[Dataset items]
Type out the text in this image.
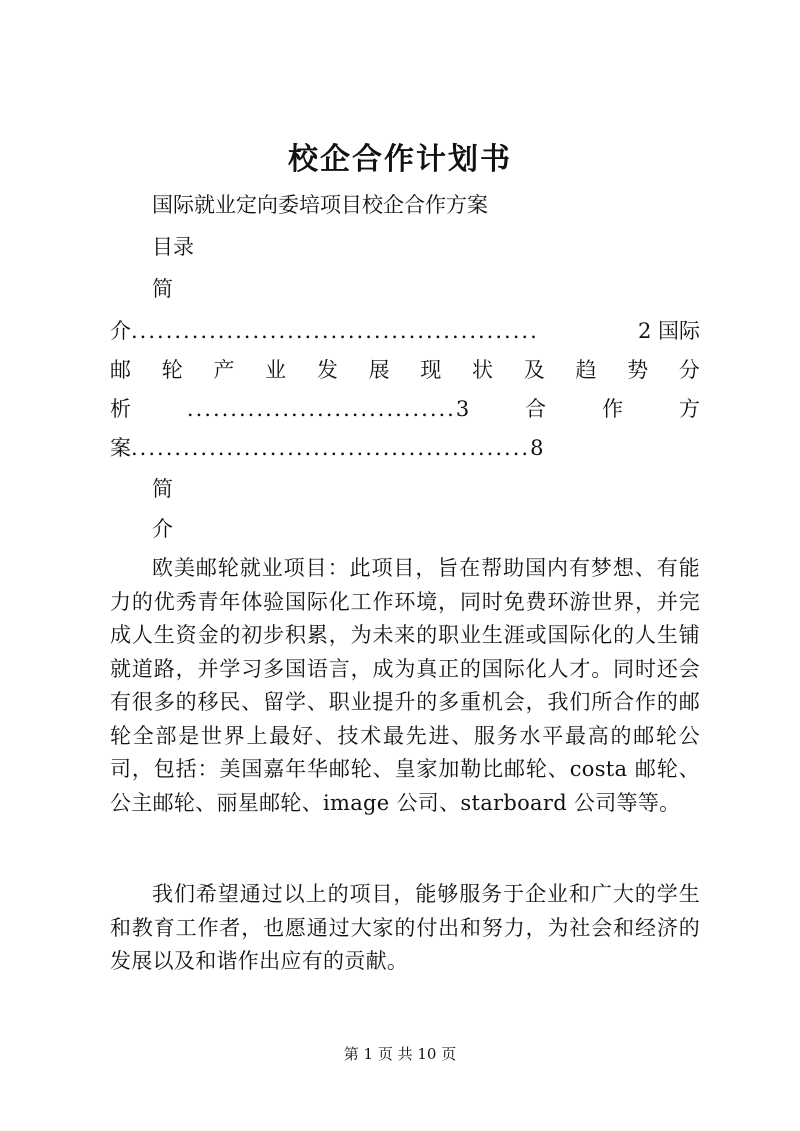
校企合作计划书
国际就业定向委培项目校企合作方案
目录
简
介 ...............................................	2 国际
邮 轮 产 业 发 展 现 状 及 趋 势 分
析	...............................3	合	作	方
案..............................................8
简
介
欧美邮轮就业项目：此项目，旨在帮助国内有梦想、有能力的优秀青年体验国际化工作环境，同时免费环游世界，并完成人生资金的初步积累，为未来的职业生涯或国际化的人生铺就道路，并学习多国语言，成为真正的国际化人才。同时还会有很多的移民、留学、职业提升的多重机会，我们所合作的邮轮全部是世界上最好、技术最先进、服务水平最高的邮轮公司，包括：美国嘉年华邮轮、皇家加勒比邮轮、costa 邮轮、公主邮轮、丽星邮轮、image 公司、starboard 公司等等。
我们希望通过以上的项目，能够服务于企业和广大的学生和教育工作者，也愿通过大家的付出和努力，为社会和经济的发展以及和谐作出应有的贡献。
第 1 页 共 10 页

==

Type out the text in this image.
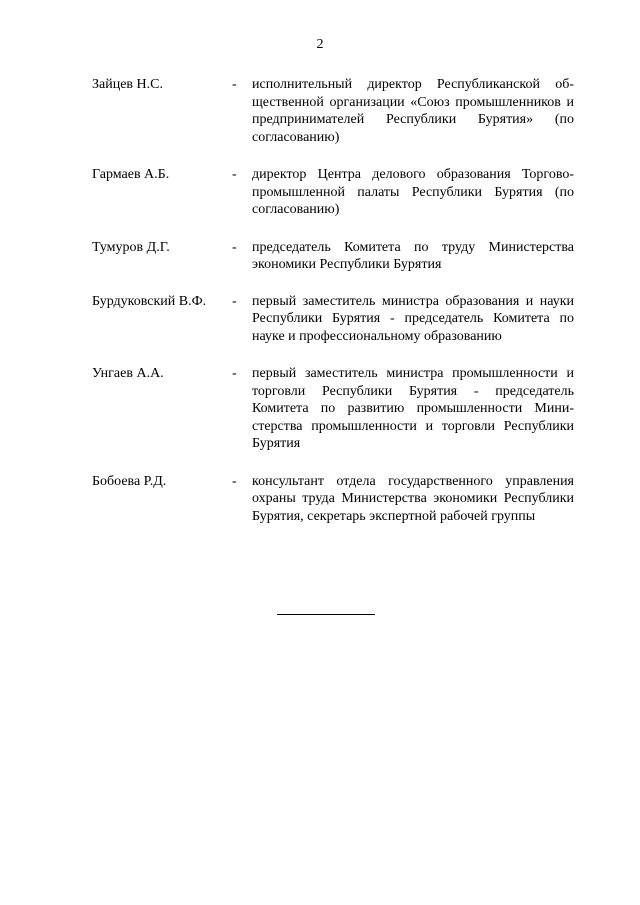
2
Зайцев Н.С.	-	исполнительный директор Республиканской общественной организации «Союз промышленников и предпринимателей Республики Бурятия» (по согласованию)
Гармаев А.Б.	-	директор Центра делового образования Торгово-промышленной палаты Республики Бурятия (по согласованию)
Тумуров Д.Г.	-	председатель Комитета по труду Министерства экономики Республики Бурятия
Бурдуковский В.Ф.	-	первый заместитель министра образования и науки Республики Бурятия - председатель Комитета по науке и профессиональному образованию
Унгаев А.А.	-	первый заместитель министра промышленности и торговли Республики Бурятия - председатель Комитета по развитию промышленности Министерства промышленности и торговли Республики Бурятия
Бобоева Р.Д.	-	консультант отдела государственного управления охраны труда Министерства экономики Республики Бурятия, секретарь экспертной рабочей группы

Problem requirements:
Copy each line that contains the word "председатель".

Task answer:
Тумуров Д.Г.	-	председатель Комитета по труду Министерства экономики Республики Бурятия
Бурдуковский В.Ф.	-	первый заместитель министра образования и науки Республики Бурятия - председатель Комитета по науке и профессиональному образованию
Унгаев А.А.	-	первый заместитель министра промышленности и торговли Республики Бурятия - председатель Комитета по развитию промышленности Министерства промышленности и торговли Республики Бурятия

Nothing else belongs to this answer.